* begin Records provided *
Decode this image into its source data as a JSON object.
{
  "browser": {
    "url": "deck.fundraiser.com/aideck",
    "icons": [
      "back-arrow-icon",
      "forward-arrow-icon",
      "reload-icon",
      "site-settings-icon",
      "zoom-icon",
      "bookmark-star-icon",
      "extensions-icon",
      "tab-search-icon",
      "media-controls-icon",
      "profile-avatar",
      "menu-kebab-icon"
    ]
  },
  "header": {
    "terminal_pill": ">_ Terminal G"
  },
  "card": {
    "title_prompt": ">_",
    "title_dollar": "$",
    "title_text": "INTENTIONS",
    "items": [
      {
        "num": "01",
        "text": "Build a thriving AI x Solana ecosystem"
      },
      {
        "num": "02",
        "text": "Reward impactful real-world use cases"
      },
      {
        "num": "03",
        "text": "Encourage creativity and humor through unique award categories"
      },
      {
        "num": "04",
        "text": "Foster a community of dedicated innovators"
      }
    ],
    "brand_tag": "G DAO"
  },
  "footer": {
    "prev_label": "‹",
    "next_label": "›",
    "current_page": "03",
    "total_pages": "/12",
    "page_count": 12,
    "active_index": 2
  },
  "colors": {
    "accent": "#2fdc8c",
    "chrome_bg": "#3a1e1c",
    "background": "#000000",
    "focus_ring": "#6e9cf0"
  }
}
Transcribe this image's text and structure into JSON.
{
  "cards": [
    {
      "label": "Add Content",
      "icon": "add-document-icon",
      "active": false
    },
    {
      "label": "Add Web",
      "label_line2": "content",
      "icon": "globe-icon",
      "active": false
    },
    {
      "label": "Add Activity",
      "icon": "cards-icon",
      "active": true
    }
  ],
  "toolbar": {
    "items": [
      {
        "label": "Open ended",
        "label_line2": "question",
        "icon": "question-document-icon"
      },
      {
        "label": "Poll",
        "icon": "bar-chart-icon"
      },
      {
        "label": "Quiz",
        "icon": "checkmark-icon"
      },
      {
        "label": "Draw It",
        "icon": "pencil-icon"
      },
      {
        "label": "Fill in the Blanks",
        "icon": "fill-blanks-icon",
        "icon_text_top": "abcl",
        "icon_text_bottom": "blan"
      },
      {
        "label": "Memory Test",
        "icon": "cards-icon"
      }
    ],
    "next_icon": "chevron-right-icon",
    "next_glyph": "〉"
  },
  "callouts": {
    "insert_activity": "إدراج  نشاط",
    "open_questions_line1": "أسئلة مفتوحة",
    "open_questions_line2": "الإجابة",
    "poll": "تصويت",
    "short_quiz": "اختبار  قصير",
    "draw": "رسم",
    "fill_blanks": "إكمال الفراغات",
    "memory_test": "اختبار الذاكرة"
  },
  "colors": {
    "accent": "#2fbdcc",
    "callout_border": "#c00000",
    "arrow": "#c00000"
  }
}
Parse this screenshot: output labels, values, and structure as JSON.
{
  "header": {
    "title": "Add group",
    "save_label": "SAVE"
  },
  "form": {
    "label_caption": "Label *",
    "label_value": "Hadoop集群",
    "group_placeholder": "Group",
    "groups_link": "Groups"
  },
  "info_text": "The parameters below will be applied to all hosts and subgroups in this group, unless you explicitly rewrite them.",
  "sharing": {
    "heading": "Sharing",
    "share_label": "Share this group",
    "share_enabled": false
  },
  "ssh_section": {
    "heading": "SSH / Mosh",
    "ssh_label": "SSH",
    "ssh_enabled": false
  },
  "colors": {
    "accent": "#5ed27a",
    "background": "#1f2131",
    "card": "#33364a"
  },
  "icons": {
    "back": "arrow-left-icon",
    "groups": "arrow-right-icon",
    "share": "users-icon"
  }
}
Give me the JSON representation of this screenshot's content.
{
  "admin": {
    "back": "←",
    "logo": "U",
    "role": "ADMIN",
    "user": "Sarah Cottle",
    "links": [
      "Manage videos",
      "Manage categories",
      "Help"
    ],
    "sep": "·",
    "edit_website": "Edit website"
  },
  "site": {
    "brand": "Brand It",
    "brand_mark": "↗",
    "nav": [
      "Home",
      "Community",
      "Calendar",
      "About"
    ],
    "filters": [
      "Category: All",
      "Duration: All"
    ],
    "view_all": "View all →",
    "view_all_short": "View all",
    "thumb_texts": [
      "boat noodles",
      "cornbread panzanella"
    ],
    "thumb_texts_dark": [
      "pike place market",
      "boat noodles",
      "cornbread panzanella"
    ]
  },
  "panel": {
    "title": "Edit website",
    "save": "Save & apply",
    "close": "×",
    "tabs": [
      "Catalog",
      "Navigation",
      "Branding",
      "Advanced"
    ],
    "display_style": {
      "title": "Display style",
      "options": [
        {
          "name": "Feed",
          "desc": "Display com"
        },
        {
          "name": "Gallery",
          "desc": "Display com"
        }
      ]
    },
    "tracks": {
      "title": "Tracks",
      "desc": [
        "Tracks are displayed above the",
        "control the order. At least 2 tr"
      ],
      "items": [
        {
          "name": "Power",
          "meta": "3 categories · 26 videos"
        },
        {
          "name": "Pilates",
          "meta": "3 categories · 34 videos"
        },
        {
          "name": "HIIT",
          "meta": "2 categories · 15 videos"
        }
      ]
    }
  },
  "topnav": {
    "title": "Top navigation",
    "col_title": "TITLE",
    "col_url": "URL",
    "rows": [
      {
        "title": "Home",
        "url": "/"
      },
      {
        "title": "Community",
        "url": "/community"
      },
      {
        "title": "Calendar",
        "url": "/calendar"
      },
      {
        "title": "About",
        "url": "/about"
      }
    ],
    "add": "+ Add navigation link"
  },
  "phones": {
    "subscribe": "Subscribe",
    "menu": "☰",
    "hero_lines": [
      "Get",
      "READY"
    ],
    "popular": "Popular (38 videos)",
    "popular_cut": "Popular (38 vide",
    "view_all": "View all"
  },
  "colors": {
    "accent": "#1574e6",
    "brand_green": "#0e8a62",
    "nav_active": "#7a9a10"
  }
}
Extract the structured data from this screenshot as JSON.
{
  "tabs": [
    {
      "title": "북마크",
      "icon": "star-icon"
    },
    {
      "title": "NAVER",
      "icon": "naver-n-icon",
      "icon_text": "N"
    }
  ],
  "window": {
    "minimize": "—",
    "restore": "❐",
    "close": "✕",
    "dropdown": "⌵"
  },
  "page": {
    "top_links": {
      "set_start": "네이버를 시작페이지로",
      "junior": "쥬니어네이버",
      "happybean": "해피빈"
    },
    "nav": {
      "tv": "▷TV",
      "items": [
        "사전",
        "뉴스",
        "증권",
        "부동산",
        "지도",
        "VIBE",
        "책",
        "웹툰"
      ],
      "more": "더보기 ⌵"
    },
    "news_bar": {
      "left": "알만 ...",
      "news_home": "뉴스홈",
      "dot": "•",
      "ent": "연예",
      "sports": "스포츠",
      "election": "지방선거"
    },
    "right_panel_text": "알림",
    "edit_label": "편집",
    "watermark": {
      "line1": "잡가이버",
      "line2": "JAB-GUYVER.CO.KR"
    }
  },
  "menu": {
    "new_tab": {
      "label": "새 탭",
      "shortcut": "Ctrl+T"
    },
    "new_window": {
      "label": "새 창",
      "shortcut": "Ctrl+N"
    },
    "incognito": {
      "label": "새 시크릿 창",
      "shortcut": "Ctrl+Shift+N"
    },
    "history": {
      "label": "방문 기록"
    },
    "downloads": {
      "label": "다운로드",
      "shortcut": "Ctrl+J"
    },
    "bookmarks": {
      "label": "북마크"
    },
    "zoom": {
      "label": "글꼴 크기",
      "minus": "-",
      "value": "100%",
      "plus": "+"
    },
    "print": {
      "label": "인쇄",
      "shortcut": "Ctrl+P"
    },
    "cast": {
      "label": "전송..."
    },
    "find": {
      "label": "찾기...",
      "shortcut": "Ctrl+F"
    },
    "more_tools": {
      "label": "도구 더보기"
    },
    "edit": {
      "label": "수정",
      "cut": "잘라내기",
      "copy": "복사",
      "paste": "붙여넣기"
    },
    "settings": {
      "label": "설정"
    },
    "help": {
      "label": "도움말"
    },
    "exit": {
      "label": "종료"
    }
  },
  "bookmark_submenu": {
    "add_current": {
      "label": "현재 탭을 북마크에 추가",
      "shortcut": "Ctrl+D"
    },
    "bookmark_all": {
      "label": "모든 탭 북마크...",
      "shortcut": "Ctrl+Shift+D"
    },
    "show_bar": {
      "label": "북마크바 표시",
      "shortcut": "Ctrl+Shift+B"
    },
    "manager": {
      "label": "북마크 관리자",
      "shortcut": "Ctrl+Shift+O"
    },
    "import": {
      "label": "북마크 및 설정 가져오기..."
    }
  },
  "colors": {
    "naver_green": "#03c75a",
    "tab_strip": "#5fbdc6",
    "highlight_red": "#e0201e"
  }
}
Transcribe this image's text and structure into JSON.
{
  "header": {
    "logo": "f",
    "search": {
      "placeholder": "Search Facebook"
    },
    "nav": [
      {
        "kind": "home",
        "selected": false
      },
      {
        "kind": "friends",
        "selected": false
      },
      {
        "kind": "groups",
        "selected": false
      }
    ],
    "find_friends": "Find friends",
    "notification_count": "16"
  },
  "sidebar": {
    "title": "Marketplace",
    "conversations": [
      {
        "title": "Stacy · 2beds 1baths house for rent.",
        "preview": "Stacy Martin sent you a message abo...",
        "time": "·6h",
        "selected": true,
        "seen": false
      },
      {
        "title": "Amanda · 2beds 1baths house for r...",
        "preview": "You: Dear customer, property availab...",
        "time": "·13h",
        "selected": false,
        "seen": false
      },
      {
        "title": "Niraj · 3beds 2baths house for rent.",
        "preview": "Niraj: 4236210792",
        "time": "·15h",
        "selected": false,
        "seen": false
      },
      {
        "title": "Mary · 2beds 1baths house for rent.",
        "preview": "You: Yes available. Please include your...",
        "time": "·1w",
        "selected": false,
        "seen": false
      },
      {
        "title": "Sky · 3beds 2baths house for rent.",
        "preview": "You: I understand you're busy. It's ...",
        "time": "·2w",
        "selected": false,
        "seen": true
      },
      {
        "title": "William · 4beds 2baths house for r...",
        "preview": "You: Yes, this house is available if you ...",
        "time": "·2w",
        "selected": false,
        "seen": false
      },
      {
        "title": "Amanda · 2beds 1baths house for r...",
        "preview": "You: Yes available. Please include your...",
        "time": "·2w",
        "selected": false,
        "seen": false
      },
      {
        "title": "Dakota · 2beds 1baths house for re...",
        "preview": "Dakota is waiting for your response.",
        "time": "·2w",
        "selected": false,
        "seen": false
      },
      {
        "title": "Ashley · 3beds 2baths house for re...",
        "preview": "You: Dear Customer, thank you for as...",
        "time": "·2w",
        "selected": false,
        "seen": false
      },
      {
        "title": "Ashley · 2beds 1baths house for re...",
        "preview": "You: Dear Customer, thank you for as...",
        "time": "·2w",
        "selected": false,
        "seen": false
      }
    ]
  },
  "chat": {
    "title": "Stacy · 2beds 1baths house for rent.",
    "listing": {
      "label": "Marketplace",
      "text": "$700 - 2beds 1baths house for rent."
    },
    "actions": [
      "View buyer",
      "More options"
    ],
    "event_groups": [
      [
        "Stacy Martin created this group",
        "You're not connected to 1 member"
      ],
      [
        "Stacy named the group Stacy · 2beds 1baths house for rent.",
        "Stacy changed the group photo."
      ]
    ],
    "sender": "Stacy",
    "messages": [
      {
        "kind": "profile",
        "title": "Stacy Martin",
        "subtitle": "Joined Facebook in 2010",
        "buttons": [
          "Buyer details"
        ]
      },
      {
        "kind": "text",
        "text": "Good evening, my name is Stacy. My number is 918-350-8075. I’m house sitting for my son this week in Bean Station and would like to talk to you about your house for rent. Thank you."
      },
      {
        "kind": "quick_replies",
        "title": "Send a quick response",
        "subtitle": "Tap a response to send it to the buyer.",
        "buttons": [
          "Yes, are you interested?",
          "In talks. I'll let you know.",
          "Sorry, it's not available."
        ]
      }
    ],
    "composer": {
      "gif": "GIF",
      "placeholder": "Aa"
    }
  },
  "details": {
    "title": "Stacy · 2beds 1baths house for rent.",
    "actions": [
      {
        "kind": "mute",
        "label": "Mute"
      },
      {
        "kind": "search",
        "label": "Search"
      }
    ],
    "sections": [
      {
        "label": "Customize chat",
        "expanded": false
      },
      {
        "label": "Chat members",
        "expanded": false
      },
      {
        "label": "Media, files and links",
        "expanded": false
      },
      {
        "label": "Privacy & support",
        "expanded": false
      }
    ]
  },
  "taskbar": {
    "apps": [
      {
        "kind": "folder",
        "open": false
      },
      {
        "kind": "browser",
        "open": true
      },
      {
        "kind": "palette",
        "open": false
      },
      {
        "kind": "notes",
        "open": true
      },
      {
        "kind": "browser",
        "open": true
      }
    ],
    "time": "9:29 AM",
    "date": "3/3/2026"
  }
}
* end Records provided *
Give only the number of lines in the records that include the word "Facebook".

_Task result:_ 2